Listed entries:
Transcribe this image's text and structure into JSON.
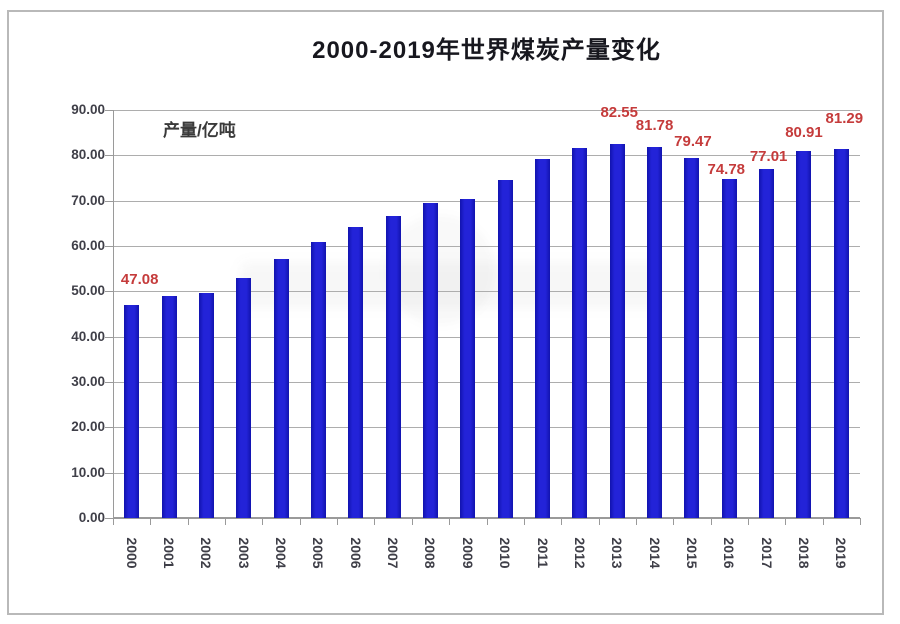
{
  "chart_data": {
    "type": "bar",
    "title": "2000-2019年世界煤炭产量变化",
    "legend": [
      {
        "label": "产量/亿吨",
        "color": "#2323d8"
      }
    ],
    "categories": [
      "2000",
      "2001",
      "2002",
      "2003",
      "2004",
      "2005",
      "2006",
      "2007",
      "2008",
      "2009",
      "2010",
      "2011",
      "2012",
      "2013",
      "2014",
      "2015",
      "2016",
      "2017",
      "2018",
      "2019"
    ],
    "values": [
      47.08,
      48.87,
      49.55,
      53.01,
      57.09,
      60.88,
      64.16,
      66.66,
      69.39,
      70.44,
      74.65,
      79.24,
      81.61,
      82.55,
      81.78,
      79.47,
      74.78,
      77.01,
      80.91,
      81.29
    ],
    "data_labels": [
      {
        "index": 0,
        "text": "47.08"
      },
      {
        "index": 13,
        "text": "82.55"
      },
      {
        "index": 14,
        "text": "81.78"
      },
      {
        "index": 15,
        "text": "79.47"
      },
      {
        "index": 16,
        "text": "74.78"
      },
      {
        "index": 17,
        "text": "77.01"
      },
      {
        "index": 18,
        "text": "80.91"
      },
      {
        "index": 19,
        "text": "81.29"
      }
    ],
    "xlabel": "",
    "ylabel": "",
    "ylim": [
      0,
      90
    ],
    "ytick_step": 10,
    "ytick_labels": [
      "0.00",
      "10.00",
      "20.00",
      "30.00",
      "40.00",
      "50.00",
      "60.00",
      "70.00",
      "80.00",
      "90.00"
    ],
    "grid": true,
    "legend_position": "top-left-inside",
    "colors": {
      "bar": "#2323d8",
      "bar_edge": "#1113ae",
      "grid": "#adadad",
      "axis": "#9a9a9a",
      "data_label": "#c53b3b",
      "tick_text": "#3f3f48",
      "title_text": "#17171e"
    }
  }
}
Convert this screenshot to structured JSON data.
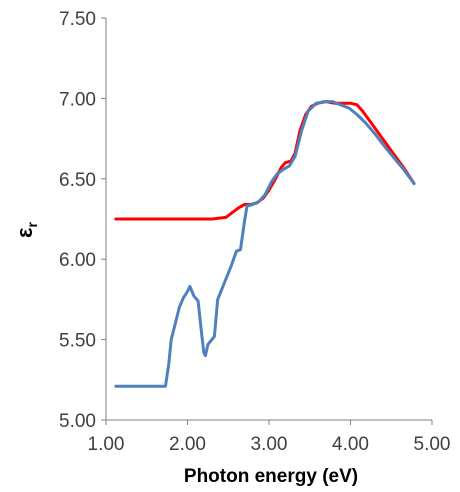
{
  "chart_data": {
    "type": "line",
    "xlabel": "Photon energy (eV)",
    "ylabel": "ε",
    "ylabel_subscript": "r",
    "xlim": [
      1.0,
      5.0
    ],
    "ylim": [
      5.0,
      7.5
    ],
    "x_ticks": [
      "1.00",
      "2.00",
      "3.00",
      "4.00",
      "5.00"
    ],
    "y_ticks": [
      "5.00",
      "5.50",
      "6.00",
      "6.50",
      "7.00",
      "7.50"
    ],
    "grid": false,
    "series": [
      {
        "color": "#ff0000",
        "points": [
          [
            1.12,
            6.25
          ],
          [
            1.5,
            6.25
          ],
          [
            2.0,
            6.25
          ],
          [
            2.3,
            6.25
          ],
          [
            2.47,
            6.26
          ],
          [
            2.55,
            6.29
          ],
          [
            2.63,
            6.32
          ],
          [
            2.7,
            6.34
          ],
          [
            2.78,
            6.34
          ],
          [
            2.85,
            6.35
          ],
          [
            2.93,
            6.38
          ],
          [
            3.0,
            6.43
          ],
          [
            3.08,
            6.5
          ],
          [
            3.15,
            6.57
          ],
          [
            3.2,
            6.6
          ],
          [
            3.27,
            6.61
          ],
          [
            3.32,
            6.66
          ],
          [
            3.38,
            6.8
          ],
          [
            3.45,
            6.9
          ],
          [
            3.52,
            6.95
          ],
          [
            3.6,
            6.97
          ],
          [
            3.7,
            6.98
          ],
          [
            3.8,
            6.97
          ],
          [
            3.9,
            6.97
          ],
          [
            4.0,
            6.97
          ],
          [
            4.08,
            6.96
          ],
          [
            4.15,
            6.92
          ],
          [
            4.25,
            6.85
          ],
          [
            4.35,
            6.78
          ],
          [
            4.45,
            6.71
          ],
          [
            4.55,
            6.64
          ],
          [
            4.65,
            6.57
          ],
          [
            4.78,
            6.47
          ]
        ]
      },
      {
        "color": "#4f81bd",
        "points": [
          [
            1.12,
            5.21
          ],
          [
            1.4,
            5.21
          ],
          [
            1.6,
            5.21
          ],
          [
            1.73,
            5.21
          ],
          [
            1.77,
            5.35
          ],
          [
            1.8,
            5.5
          ],
          [
            1.85,
            5.6
          ],
          [
            1.9,
            5.7
          ],
          [
            1.95,
            5.76
          ],
          [
            2.0,
            5.8
          ],
          [
            2.03,
            5.83
          ],
          [
            2.08,
            5.77
          ],
          [
            2.13,
            5.74
          ],
          [
            2.17,
            5.55
          ],
          [
            2.2,
            5.42
          ],
          [
            2.22,
            5.4
          ],
          [
            2.25,
            5.47
          ],
          [
            2.3,
            5.5
          ],
          [
            2.33,
            5.52
          ],
          [
            2.37,
            5.75
          ],
          [
            2.45,
            5.85
          ],
          [
            2.53,
            5.95
          ],
          [
            2.6,
            6.05
          ],
          [
            2.65,
            6.06
          ],
          [
            2.7,
            6.24
          ],
          [
            2.73,
            6.33
          ],
          [
            2.8,
            6.34
          ],
          [
            2.88,
            6.36
          ],
          [
            2.95,
            6.4
          ],
          [
            3.03,
            6.48
          ],
          [
            3.1,
            6.53
          ],
          [
            3.18,
            6.56
          ],
          [
            3.25,
            6.58
          ],
          [
            3.32,
            6.64
          ],
          [
            3.4,
            6.8
          ],
          [
            3.48,
            6.92
          ],
          [
            3.58,
            6.97
          ],
          [
            3.68,
            6.98
          ],
          [
            3.78,
            6.98
          ],
          [
            3.88,
            6.96
          ],
          [
            3.98,
            6.94
          ],
          [
            4.08,
            6.9
          ],
          [
            4.18,
            6.85
          ],
          [
            4.3,
            6.78
          ],
          [
            4.42,
            6.7
          ],
          [
            4.55,
            6.62
          ],
          [
            4.65,
            6.56
          ],
          [
            4.78,
            6.47
          ]
        ]
      }
    ]
  }
}
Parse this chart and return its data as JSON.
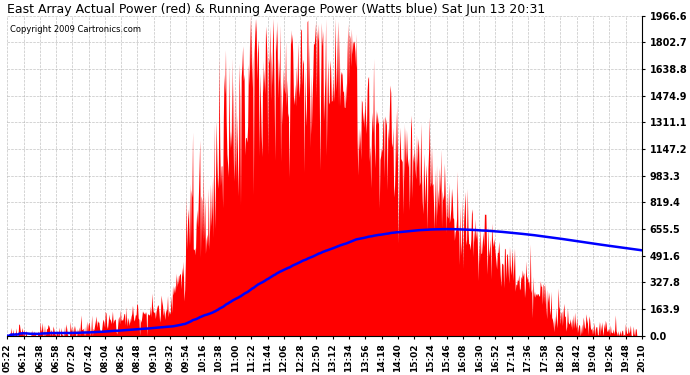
{
  "title": "East Array Actual Power (red) & Running Average Power (Watts blue) Sat Jun 13 20:31",
  "copyright": "Copyright 2009 Cartronics.com",
  "ylabel_right_ticks": [
    0.0,
    163.9,
    327.8,
    491.6,
    655.5,
    819.4,
    983.3,
    1147.2,
    1311.1,
    1474.9,
    1638.8,
    1802.7,
    1966.6
  ],
  "ylim": [
    0.0,
    1966.6
  ],
  "x_labels": [
    "05:22",
    "06:12",
    "06:38",
    "06:58",
    "07:20",
    "07:42",
    "08:04",
    "08:26",
    "08:48",
    "09:10",
    "09:32",
    "09:54",
    "10:16",
    "10:38",
    "11:00",
    "11:22",
    "11:44",
    "12:06",
    "12:28",
    "12:50",
    "13:12",
    "13:34",
    "13:56",
    "14:18",
    "14:40",
    "15:02",
    "15:24",
    "15:46",
    "16:08",
    "16:30",
    "16:52",
    "17:14",
    "17:36",
    "17:58",
    "18:20",
    "18:42",
    "19:04",
    "19:26",
    "19:48",
    "20:10"
  ],
  "background_color": "#ffffff",
  "plot_bg_color": "#ffffff",
  "grid_color": "#aaaaaa",
  "red_color": "#ff0000",
  "blue_color": "#0000ff",
  "title_fontsize": 9,
  "tick_fontsize": 7,
  "copyright_fontsize": 6
}
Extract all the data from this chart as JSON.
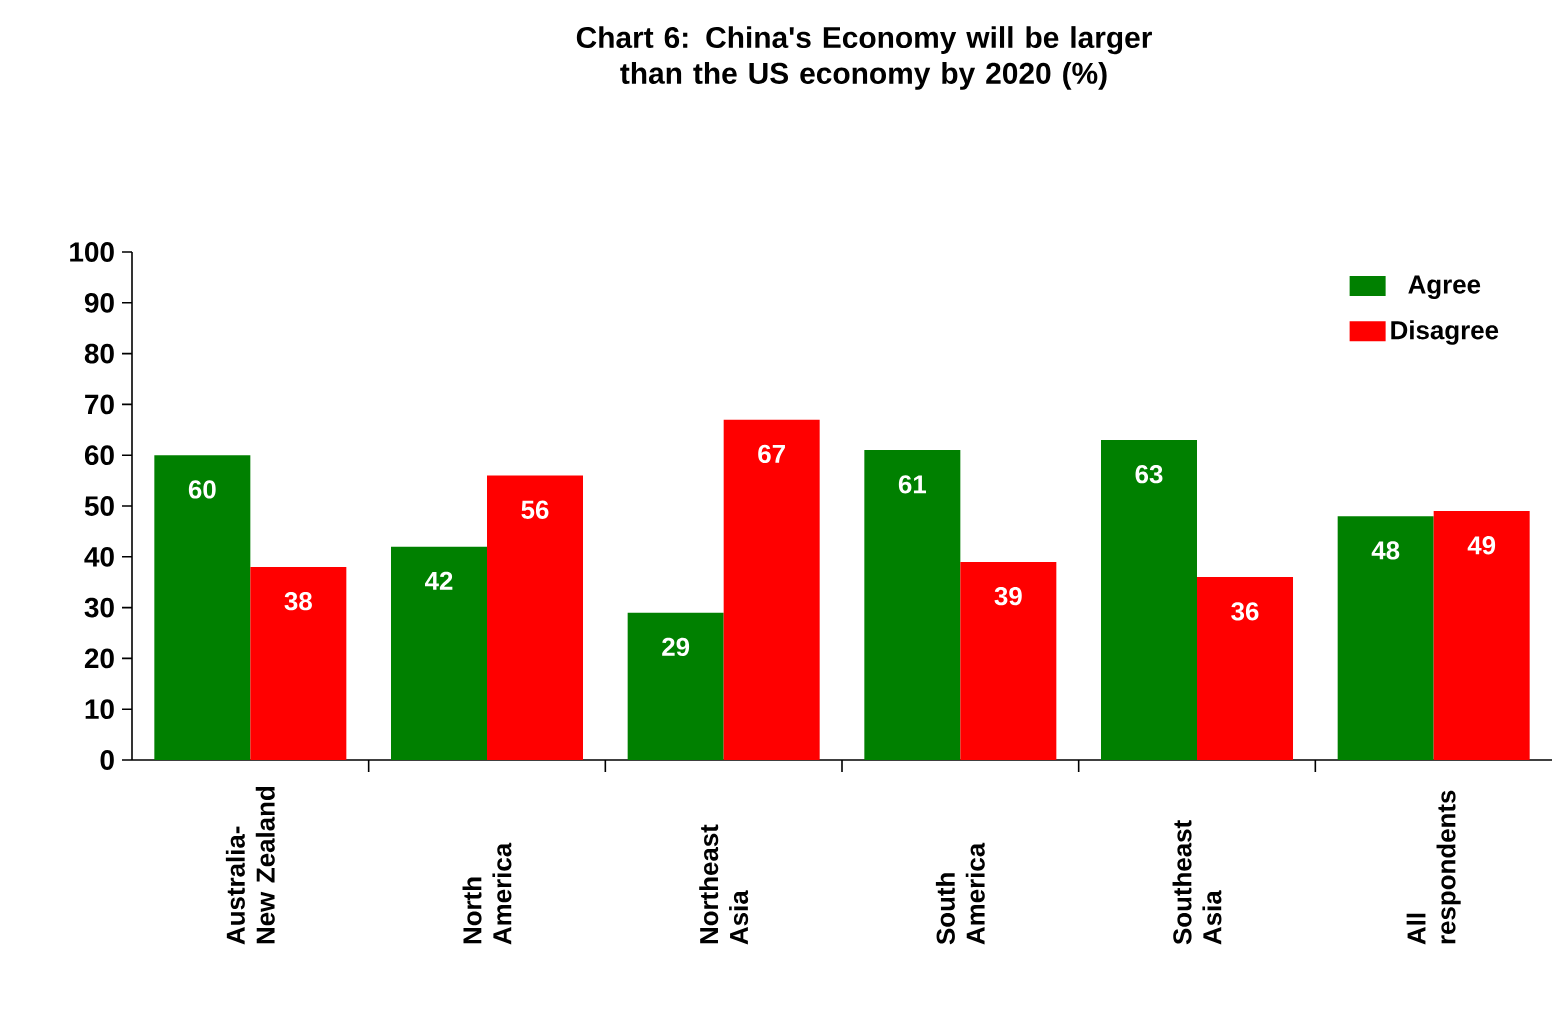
{
  "chart_data": {
    "type": "bar",
    "title": "Chart 6:  China's Economy will be larger than the US economy by 2020 (%)",
    "categories": [
      "Australia- New Zealand",
      "North America",
      "Northeast Asia",
      "South America",
      "Southeast Asia",
      "All respondents"
    ],
    "series": [
      {
        "name": "Agree",
        "color": "#008000",
        "values": [
          60,
          42,
          29,
          61,
          63,
          48
        ]
      },
      {
        "name": "Disagree",
        "color": "#ff0000",
        "values": [
          38,
          56,
          67,
          39,
          36,
          49
        ]
      }
    ],
    "ylim": [
      0,
      100
    ],
    "yticks": [
      0,
      10,
      20,
      30,
      40,
      50,
      60,
      70,
      80,
      90,
      100
    ],
    "data_labels": true,
    "legend": "top right",
    "grid": false
  }
}
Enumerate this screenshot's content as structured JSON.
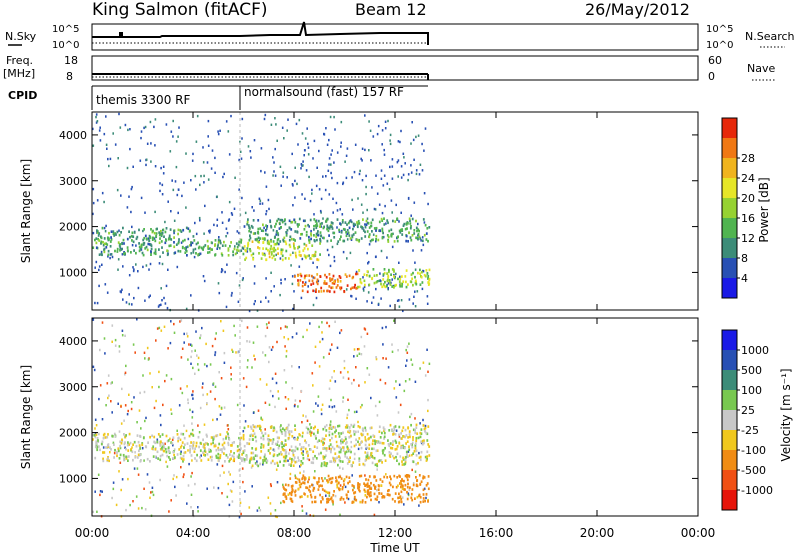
{
  "header": {
    "title": "King Salmon (fitACF)",
    "beam": "Beam 12",
    "date": "26/May/2012"
  },
  "panels": {
    "nsky": {
      "left_label": "N.Sky",
      "left_ticks": [
        "10^5",
        "10^0"
      ],
      "right_label": "N.Search",
      "right_ticks": [
        "10^5",
        "10^0"
      ]
    },
    "freq": {
      "left_label_1": "Freq.",
      "left_label_2": "[MHz]",
      "left_ticks": [
        "18",
        "8"
      ],
      "right_label": "Nave",
      "right_ticks": [
        "60",
        "0"
      ]
    },
    "cpid": {
      "label": "CPID",
      "modes": [
        "themis 3300 RF",
        "normalsound (fast) 157 RF"
      ]
    }
  },
  "axes": {
    "ylabel": "Slant Range [km]",
    "xlabel": "Time UT",
    "x_ticks": [
      "00:00",
      "04:00",
      "08:00",
      "12:00",
      "16:00",
      "20:00",
      "00:00"
    ],
    "y_ticks": [
      "1000",
      "2000",
      "3000",
      "4000"
    ]
  },
  "colorbars": {
    "power": {
      "label": "Power [dB]",
      "ticks": [
        "4",
        "8",
        "12",
        "16",
        "20",
        "24",
        "28"
      ],
      "colors": [
        "#1a1ae6",
        "#2850b4",
        "#3c8c78",
        "#50b450",
        "#96d232",
        "#e6e628",
        "#f0b41e",
        "#f07814",
        "#e6280a"
      ]
    },
    "velocity": {
      "label": "Velocity [m s⁻¹]",
      "ticks": [
        "1000",
        "500",
        "100",
        "25",
        "-25",
        "-100",
        "-500",
        "-1000"
      ],
      "colors": [
        "#1a1ae6",
        "#2850b4",
        "#3c8c78",
        "#78c850",
        "#c8c8c8",
        "#f0c81e",
        "#f08c14",
        "#f05014",
        "#e6140a"
      ]
    }
  },
  "chart_data": [
    {
      "type": "heatmap",
      "title": "King Salmon (fitACF)",
      "subtitle": "Beam 12",
      "xlabel": "Time UT",
      "ylabel": "Slant Range [km]",
      "xlim": [
        "00:00",
        "24:00"
      ],
      "ylim": [
        180,
        4500
      ],
      "colorbar": "Power [dB]",
      "data_end_time": "13:20",
      "regions": [
        {
          "time": [
            "00:00",
            "04:00"
          ],
          "range_km": [
            1400,
            2000
          ],
          "power_db": 10
        },
        {
          "time": [
            "04:00",
            "06:00"
          ],
          "range_km": [
            1400,
            1750
          ],
          "power_db": 12
        },
        {
          "time": [
            "06:00",
            "13:20"
          ],
          "range_km": [
            1700,
            2200
          ],
          "power_db": 10
        },
        {
          "time": [
            "06:00",
            "09:00"
          ],
          "range_km": [
            1300,
            1700
          ],
          "power_db": 18
        },
        {
          "time": [
            "08:00",
            "10:30"
          ],
          "range_km": [
            600,
            1000
          ],
          "power_db": 28
        },
        {
          "time": [
            "10:30",
            "13:20"
          ],
          "range_km": [
            700,
            1100
          ],
          "power_db": 16
        }
      ]
    },
    {
      "type": "heatmap",
      "xlabel": "Time UT",
      "ylabel": "Slant Range [km]",
      "xlim": [
        "00:00",
        "24:00"
      ],
      "ylim": [
        180,
        4500
      ],
      "colorbar": "Velocity [m s⁻¹]",
      "data_end_time": "13:20",
      "regions": [
        {
          "time": [
            "00:00",
            "06:00"
          ],
          "range_km": [
            1400,
            2000
          ],
          "velocity_ms": 0
        },
        {
          "time": [
            "06:00",
            "13:20"
          ],
          "range_km": [
            1300,
            2200
          ],
          "velocity_ms": 0
        },
        {
          "time": [
            "07:30",
            "13:20"
          ],
          "range_km": [
            500,
            1100
          ],
          "velocity_ms": -150
        }
      ]
    }
  ]
}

Task description:
Select from the material above each line in which the string "JSON" appears, and list those lines.

Correct response:
Transcribe this image's text and structure into JSON.
Convert this screenshot to structured JSON data.
Parse this chart and return its data as JSON.
Extract all the data from this chart as JSON.
Enumerate this screenshot's content as structured JSON.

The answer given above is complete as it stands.